** start DATA IN THIS EXERCISE **

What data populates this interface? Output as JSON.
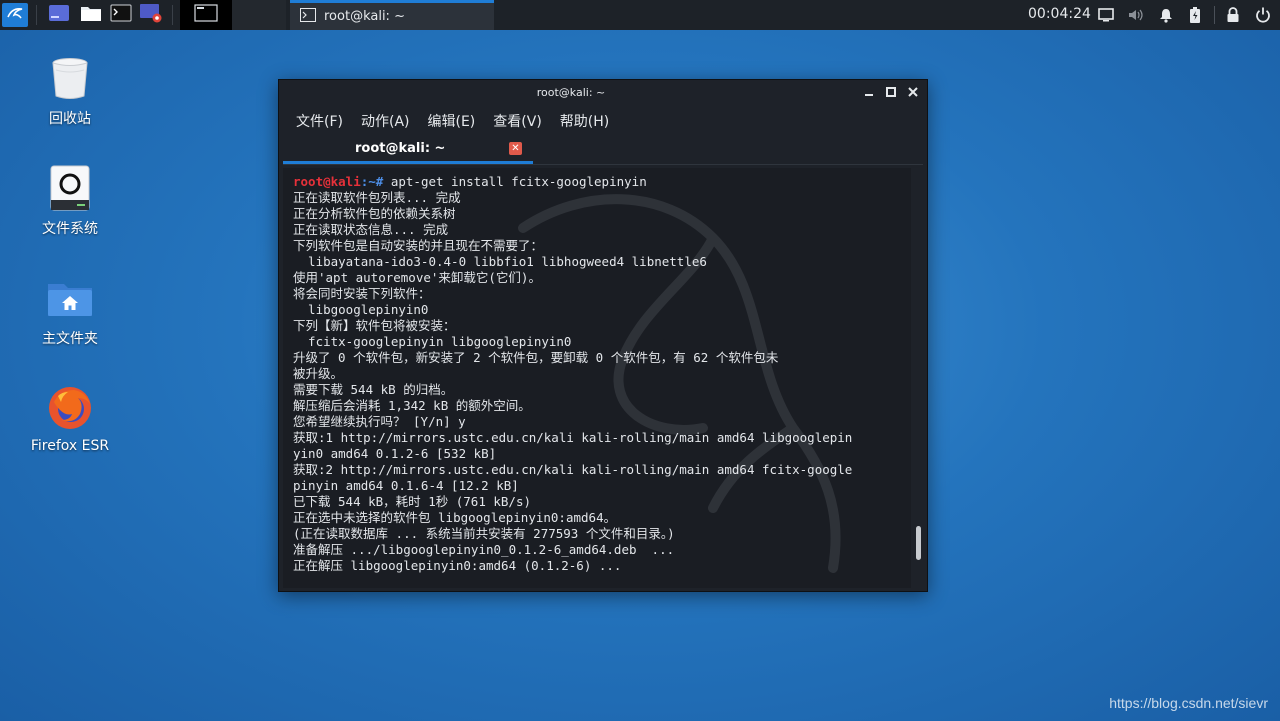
{
  "panel": {
    "clock": "00:04:24",
    "task": {
      "label": "root@kali: ~"
    }
  },
  "desktop": {
    "icons": [
      {
        "label": "回收站",
        "icon": "trash-icon"
      },
      {
        "label": "文件系统",
        "icon": "drive-icon"
      },
      {
        "label": "主文件夹",
        "icon": "home-folder-icon"
      },
      {
        "label": "Firefox ESR",
        "icon": "firefox-icon"
      }
    ]
  },
  "terminal": {
    "title": "root@kali: ~",
    "menu": [
      "文件(F)",
      "动作(A)",
      "编辑(E)",
      "查看(V)",
      "帮助(H)"
    ],
    "tab_label": "root@kali: ~",
    "prompt_user": "root@kali",
    "prompt_path": ":~# ",
    "command": "apt-get install fcitx-googlepinyin",
    "output": [
      "正在读取软件包列表... 完成",
      "正在分析软件包的依赖关系树",
      "正在读取状态信息... 完成",
      "下列软件包是自动安装的并且现在不需要了：",
      "  libayatana-ido3-0.4-0 libbfio1 libhogweed4 libnettle6",
      "使用'apt autoremove'来卸载它(它们)。",
      "将会同时安装下列软件：",
      "  libgooglepinyin0",
      "下列【新】软件包将被安装：",
      "  fcitx-googlepinyin libgooglepinyin0",
      "升级了 0 个软件包，新安装了 2 个软件包，要卸载 0 个软件包，有 62 个软件包未",
      "被升级。",
      "需要下载 544 kB 的归档。",
      "解压缩后会消耗 1,342 kB 的额外空间。",
      "您希望继续执行吗？ [Y/n] y",
      "获取:1 http://mirrors.ustc.edu.cn/kali kali-rolling/main amd64 libgooglepin",
      "yin0 amd64 0.1.2-6 [532 kB]",
      "获取:2 http://mirrors.ustc.edu.cn/kali kali-rolling/main amd64 fcitx-google",
      "pinyin amd64 0.1.6-4 [12.2 kB]",
      "已下载 544 kB，耗时 1秒 (761 kB/s)",
      "正在选中未选择的软件包 libgooglepinyin0:amd64。",
      "(正在读取数据库 ... 系统当前共安装有 277593 个文件和目录。)",
      "准备解压 .../libgooglepinyin0_0.1.2-6_amd64.deb  ...",
      "正在解压 libgooglepinyin0:amd64 (0.1.2-6) ..."
    ]
  },
  "watermark": "https://blog.csdn.net/sievr",
  "colors": {
    "accent": "#1f7dd6",
    "prompt_user": "#e6313a",
    "prompt_path": "#4d8fe8",
    "terminal_bg": "#1a1d23"
  }
}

** end DATA IN THIS EXERCISE **

EXERCISE TASK | Quote each record exactly as it stands, minus the pictures.

SOLUTION |
What data populates this interface? Output as JSON.
{
  "panel": {
    "clock": "00:04:24",
    "task": {
      "label": "root@kali: ~"
    }
  },
  "desktop": {
    "icons": [
      {
        "label": "回收站",
        "icon": "trash-icon"
      },
      {
        "label": "文件系统",
        "icon": "drive-icon"
      },
      {
        "label": "主文件夹",
        "icon": "home-folder-icon"
      },
      {
        "label": "Firefox ESR",
        "icon": "firefox-icon"
      }
    ]
  },
  "terminal": {
    "title": "root@kali: ~",
    "menu": [
      "文件(F)",
      "动作(A)",
      "编辑(E)",
      "查看(V)",
      "帮助(H)"
    ],
    "tab_label": "root@kali: ~",
    "prompt_user": "root@kali",
    "prompt_path": ":~# ",
    "command": "apt-get install fcitx-googlepinyin",
    "output": [
      "正在读取软件包列表... 完成",
      "正在分析软件包的依赖关系树",
      "正在读取状态信息... 完成",
      "下列软件包是自动安装的并且现在不需要了：",
      "  libayatana-ido3-0.4-0 libbfio1 libhogweed4 libnettle6",
      "使用'apt autoremove'来卸载它(它们)。",
      "将会同时安装下列软件：",
      "  libgooglepinyin0",
      "下列【新】软件包将被安装：",
      "  fcitx-googlepinyin libgooglepinyin0",
      "升级了 0 个软件包，新安装了 2 个软件包，要卸载 0 个软件包，有 62 个软件包未",
      "被升级。",
      "需要下载 544 kB 的归档。",
      "解压缩后会消耗 1,342 kB 的额外空间。",
      "您希望继续执行吗？ [Y/n] y",
      "获取:1 http://mirrors.ustc.edu.cn/kali kali-rolling/main amd64 libgooglepin",
      "yin0 amd64 0.1.2-6 [532 kB]",
      "获取:2 http://mirrors.ustc.edu.cn/kali kali-rolling/main amd64 fcitx-google",
      "pinyin amd64 0.1.6-4 [12.2 kB]",
      "已下载 544 kB，耗时 1秒 (761 kB/s)",
      "正在选中未选择的软件包 libgooglepinyin0:amd64。",
      "(正在读取数据库 ... 系统当前共安装有 277593 个文件和目录。)",
      "准备解压 .../libgooglepinyin0_0.1.2-6_amd64.deb  ...",
      "正在解压 libgooglepinyin0:amd64 (0.1.2-6) ..."
    ]
  },
  "watermark": "https://blog.csdn.net/sievr",
  "colors": {
    "accent": "#1f7dd6",
    "prompt_user": "#e6313a",
    "prompt_path": "#4d8fe8",
    "terminal_bg": "#1a1d23"
  }
}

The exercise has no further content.